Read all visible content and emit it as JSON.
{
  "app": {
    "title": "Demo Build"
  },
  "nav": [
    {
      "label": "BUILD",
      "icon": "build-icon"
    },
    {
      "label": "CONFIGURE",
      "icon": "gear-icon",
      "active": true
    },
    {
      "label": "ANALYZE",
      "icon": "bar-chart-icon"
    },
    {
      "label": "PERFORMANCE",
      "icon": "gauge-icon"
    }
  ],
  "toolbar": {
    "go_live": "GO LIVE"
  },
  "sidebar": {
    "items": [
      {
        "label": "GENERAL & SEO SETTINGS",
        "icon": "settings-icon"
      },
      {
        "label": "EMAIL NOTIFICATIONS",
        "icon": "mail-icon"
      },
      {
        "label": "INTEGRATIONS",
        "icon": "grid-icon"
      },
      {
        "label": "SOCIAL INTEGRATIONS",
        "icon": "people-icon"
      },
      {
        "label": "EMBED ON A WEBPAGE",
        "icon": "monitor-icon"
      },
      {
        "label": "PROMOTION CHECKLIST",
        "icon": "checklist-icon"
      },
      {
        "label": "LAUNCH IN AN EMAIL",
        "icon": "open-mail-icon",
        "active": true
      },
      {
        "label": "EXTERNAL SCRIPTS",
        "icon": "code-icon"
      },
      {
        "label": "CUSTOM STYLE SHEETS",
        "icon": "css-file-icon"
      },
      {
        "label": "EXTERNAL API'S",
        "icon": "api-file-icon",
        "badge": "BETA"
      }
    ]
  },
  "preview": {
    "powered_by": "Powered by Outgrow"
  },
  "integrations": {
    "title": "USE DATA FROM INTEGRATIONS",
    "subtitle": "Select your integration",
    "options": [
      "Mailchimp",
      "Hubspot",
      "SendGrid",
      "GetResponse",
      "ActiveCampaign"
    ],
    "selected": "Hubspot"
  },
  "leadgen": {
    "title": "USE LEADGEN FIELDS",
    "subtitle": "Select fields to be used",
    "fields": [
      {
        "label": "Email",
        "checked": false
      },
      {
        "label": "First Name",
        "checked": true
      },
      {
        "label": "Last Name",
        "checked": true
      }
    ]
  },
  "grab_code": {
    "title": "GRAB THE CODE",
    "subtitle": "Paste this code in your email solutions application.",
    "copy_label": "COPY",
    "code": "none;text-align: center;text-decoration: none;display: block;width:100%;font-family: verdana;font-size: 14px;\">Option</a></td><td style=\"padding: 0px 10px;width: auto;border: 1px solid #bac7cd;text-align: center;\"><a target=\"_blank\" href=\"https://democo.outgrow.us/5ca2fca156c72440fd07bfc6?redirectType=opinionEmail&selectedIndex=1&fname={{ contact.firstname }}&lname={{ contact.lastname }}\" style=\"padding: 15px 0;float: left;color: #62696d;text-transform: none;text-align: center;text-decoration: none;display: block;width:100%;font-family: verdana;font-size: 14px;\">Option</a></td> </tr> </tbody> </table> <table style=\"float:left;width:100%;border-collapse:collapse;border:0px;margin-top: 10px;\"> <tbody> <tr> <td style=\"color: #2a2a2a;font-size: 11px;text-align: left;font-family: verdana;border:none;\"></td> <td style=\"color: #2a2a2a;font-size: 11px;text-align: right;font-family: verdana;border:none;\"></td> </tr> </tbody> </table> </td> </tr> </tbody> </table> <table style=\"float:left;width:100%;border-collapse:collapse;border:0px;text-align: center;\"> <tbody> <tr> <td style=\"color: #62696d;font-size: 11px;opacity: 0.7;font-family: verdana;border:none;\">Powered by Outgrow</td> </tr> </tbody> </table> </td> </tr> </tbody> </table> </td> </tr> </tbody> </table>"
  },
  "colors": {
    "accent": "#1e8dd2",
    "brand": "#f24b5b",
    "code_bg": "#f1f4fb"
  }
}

● ● ● ●

## Written task
Pull out all lines from the entries above in which the word "EXTERNAL" appears.

## Solution
        "label": "EXTERNAL SCRIPTS",
        "label": "EXTERNAL API'S",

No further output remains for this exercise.